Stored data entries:
◇ ◇ ◇ ◇ ◇

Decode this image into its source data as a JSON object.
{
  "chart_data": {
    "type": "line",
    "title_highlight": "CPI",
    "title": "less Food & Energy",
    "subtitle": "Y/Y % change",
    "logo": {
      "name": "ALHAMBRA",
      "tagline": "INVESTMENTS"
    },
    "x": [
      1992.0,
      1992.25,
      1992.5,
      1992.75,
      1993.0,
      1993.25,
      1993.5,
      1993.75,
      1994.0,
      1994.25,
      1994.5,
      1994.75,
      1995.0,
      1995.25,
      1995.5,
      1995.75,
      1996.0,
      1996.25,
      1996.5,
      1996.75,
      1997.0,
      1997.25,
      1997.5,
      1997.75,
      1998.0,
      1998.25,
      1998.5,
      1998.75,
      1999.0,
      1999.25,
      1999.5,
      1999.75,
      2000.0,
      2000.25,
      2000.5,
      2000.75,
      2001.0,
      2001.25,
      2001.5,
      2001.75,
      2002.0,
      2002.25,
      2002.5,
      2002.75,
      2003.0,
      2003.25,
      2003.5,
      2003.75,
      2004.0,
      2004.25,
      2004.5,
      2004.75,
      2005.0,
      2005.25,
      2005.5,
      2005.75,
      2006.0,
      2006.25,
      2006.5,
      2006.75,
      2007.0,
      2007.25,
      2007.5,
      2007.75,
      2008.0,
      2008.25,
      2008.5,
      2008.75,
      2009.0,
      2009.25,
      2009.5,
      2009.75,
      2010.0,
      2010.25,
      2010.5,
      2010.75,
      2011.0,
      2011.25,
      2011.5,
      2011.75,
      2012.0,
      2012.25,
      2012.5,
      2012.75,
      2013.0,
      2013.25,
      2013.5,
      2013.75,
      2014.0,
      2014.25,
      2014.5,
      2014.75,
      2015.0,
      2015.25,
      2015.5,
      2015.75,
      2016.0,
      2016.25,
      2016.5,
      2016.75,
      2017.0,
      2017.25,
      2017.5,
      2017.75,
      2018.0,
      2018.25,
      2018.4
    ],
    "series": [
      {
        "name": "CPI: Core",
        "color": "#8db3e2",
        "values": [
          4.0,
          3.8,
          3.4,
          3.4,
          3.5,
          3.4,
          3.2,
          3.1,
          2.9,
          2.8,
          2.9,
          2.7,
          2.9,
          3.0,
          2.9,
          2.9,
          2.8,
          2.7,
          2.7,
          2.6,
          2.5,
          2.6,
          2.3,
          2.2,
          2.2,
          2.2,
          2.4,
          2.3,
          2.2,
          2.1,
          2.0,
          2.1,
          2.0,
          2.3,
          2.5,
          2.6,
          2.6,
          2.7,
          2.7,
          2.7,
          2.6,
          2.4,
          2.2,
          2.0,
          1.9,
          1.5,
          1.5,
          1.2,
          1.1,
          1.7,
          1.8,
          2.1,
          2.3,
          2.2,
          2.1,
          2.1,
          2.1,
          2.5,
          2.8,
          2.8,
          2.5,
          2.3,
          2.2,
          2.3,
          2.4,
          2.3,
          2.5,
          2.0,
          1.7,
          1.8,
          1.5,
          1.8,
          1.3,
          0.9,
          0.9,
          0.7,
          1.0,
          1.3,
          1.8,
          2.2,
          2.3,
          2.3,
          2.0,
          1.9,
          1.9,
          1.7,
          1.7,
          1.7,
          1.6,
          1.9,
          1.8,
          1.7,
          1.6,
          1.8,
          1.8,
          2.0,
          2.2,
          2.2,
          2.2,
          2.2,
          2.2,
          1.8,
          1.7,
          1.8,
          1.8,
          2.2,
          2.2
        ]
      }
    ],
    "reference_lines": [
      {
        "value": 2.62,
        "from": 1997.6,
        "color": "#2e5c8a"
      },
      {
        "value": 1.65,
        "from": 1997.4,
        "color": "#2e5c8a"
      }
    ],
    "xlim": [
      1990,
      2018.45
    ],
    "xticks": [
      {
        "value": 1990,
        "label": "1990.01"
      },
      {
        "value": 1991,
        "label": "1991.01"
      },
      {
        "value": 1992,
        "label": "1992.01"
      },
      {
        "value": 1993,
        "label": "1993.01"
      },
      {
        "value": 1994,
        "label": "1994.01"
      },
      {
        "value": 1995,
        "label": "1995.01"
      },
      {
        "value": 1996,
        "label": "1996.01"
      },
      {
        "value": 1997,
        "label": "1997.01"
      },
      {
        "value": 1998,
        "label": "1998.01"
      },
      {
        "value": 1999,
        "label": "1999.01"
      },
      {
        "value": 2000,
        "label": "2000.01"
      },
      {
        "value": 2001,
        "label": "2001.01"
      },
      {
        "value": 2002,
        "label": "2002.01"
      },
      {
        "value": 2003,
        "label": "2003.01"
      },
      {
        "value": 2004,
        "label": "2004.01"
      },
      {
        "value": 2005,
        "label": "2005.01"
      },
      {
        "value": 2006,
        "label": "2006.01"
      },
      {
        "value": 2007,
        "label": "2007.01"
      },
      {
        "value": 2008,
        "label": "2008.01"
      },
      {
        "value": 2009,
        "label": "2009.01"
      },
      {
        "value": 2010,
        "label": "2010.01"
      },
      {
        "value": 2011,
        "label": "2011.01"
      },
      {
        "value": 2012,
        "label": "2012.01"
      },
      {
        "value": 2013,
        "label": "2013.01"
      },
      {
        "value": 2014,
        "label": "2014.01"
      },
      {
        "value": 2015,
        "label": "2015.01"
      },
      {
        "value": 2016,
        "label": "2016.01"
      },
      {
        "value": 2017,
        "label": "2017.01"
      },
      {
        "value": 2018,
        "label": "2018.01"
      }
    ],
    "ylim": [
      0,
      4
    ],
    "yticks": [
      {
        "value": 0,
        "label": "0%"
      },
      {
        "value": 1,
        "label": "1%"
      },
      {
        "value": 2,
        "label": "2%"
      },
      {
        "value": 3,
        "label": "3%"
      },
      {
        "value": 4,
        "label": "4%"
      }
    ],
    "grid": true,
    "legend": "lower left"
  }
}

◇ ◇ ◇ ◇ ◇

> **What the task requires**
Print all the data exactly.

> **Reply to the exercise**
Decode this image into its source data as a JSON object.
{
  "chart_data": {
    "type": "line",
    "title_highlight": "CPI",
    "title": "less Food & Energy",
    "subtitle": "Y/Y % change",
    "logo": {
      "name": "ALHAMBRA",
      "tagline": "INVESTMENTS"
    },
    "x": [
      1992.0,
      1992.25,
      1992.5,
      1992.75,
      1993.0,
      1993.25,
      1993.5,
      1993.75,
      1994.0,
      1994.25,
      1994.5,
      1994.75,
      1995.0,
      1995.25,
      1995.5,
      1995.75,
      1996.0,
      1996.25,
      1996.5,
      1996.75,
      1997.0,
      1997.25,
      1997.5,
      1997.75,
      1998.0,
      1998.25,
      1998.5,
      1998.75,
      1999.0,
      1999.25,
      1999.5,
      1999.75,
      2000.0,
      2000.25,
      2000.5,
      2000.75,
      2001.0,
      2001.25,
      2001.5,
      2001.75,
      2002.0,
      2002.25,
      2002.5,
      2002.75,
      2003.0,
      2003.25,
      2003.5,
      2003.75,
      2004.0,
      2004.25,
      2004.5,
      2004.75,
      2005.0,
      2005.25,
      2005.5,
      2005.75,
      2006.0,
      2006.25,
      2006.5,
      2006.75,
      2007.0,
      2007.25,
      2007.5,
      2007.75,
      2008.0,
      2008.25,
      2008.5,
      2008.75,
      2009.0,
      2009.25,
      2009.5,
      2009.75,
      2010.0,
      2010.25,
      2010.5,
      2010.75,
      2011.0,
      2011.25,
      2011.5,
      2011.75,
      2012.0,
      2012.25,
      2012.5,
      2012.75,
      2013.0,
      2013.25,
      2013.5,
      2013.75,
      2014.0,
      2014.25,
      2014.5,
      2014.75,
      2015.0,
      2015.25,
      2015.5,
      2015.75,
      2016.0,
      2016.25,
      2016.5,
      2016.75,
      2017.0,
      2017.25,
      2017.5,
      2017.75,
      2018.0,
      2018.25,
      2018.4
    ],
    "series": [
      {
        "name": "CPI: Core",
        "color": "#8db3e2",
        "values": [
          4.0,
          3.8,
          3.4,
          3.4,
          3.5,
          3.4,
          3.2,
          3.1,
          2.9,
          2.8,
          2.9,
          2.7,
          2.9,
          3.0,
          2.9,
          2.9,
          2.8,
          2.7,
          2.7,
          2.6,
          2.5,
          2.6,
          2.3,
          2.2,
          2.2,
          2.2,
          2.4,
          2.3,
          2.2,
          2.1,
          2.0,
          2.1,
          2.0,
          2.3,
          2.5,
          2.6,
          2.6,
          2.7,
          2.7,
          2.7,
          2.6,
          2.4,
          2.2,
          2.0,
          1.9,
          1.5,
          1.5,
          1.2,
          1.1,
          1.7,
          1.8,
          2.1,
          2.3,
          2.2,
          2.1,
          2.1,
          2.1,
          2.5,
          2.8,
          2.8,
          2.5,
          2.3,
          2.2,
          2.3,
          2.4,
          2.3,
          2.5,
          2.0,
          1.7,
          1.8,
          1.5,
          1.8,
          1.3,
          0.9,
          0.9,
          0.7,
          1.0,
          1.3,
          1.8,
          2.2,
          2.3,
          2.3,
          2.0,
          1.9,
          1.9,
          1.7,
          1.7,
          1.7,
          1.6,
          1.9,
          1.8,
          1.7,
          1.6,
          1.8,
          1.8,
          2.0,
          2.2,
          2.2,
          2.2,
          2.2,
          2.2,
          1.8,
          1.7,
          1.8,
          1.8,
          2.2,
          2.2
        ]
      }
    ],
    "reference_lines": [
      {
        "value": 2.62,
        "from": 1997.6,
        "color": "#2e5c8a"
      },
      {
        "value": 1.65,
        "from": 1997.4,
        "color": "#2e5c8a"
      }
    ],
    "xlim": [
      1990,
      2018.45
    ],
    "xticks": [
      {
        "value": 1990,
        "label": "1990.01"
      },
      {
        "value": 1991,
        "label": "1991.01"
      },
      {
        "value": 1992,
        "label": "1992.01"
      },
      {
        "value": 1993,
        "label": "1993.01"
      },
      {
        "value": 1994,
        "label": "1994.01"
      },
      {
        "value": 1995,
        "label": "1995.01"
      },
      {
        "value": 1996,
        "label": "1996.01"
      },
      {
        "value": 1997,
        "label": "1997.01"
      },
      {
        "value": 1998,
        "label": "1998.01"
      },
      {
        "value": 1999,
        "label": "1999.01"
      },
      {
        "value": 2000,
        "label": "2000.01"
      },
      {
        "value": 2001,
        "label": "2001.01"
      },
      {
        "value": 2002,
        "label": "2002.01"
      },
      {
        "value": 2003,
        "label": "2003.01"
      },
      {
        "value": 2004,
        "label": "2004.01"
      },
      {
        "value": 2005,
        "label": "2005.01"
      },
      {
        "value": 2006,
        "label": "2006.01"
      },
      {
        "value": 2007,
        "label": "2007.01"
      },
      {
        "value": 2008,
        "label": "2008.01"
      },
      {
        "value": 2009,
        "label": "2009.01"
      },
      {
        "value": 2010,
        "label": "2010.01"
      },
      {
        "value": 2011,
        "label": "2011.01"
      },
      {
        "value": 2012,
        "label": "2012.01"
      },
      {
        "value": 2013,
        "label": "2013.01"
      },
      {
        "value": 2014,
        "label": "2014.01"
      },
      {
        "value": 2015,
        "label": "2015.01"
      },
      {
        "value": 2016,
        "label": "2016.01"
      },
      {
        "value": 2017,
        "label": "2017.01"
      },
      {
        "value": 2018,
        "label": "2018.01"
      }
    ],
    "ylim": [
      0,
      4
    ],
    "yticks": [
      {
        "value": 0,
        "label": "0%"
      },
      {
        "value": 1,
        "label": "1%"
      },
      {
        "value": 2,
        "label": "2%"
      },
      {
        "value": 3,
        "label": "3%"
      },
      {
        "value": 4,
        "label": "4%"
      }
    ],
    "grid": true,
    "legend": "lower left"
  }
}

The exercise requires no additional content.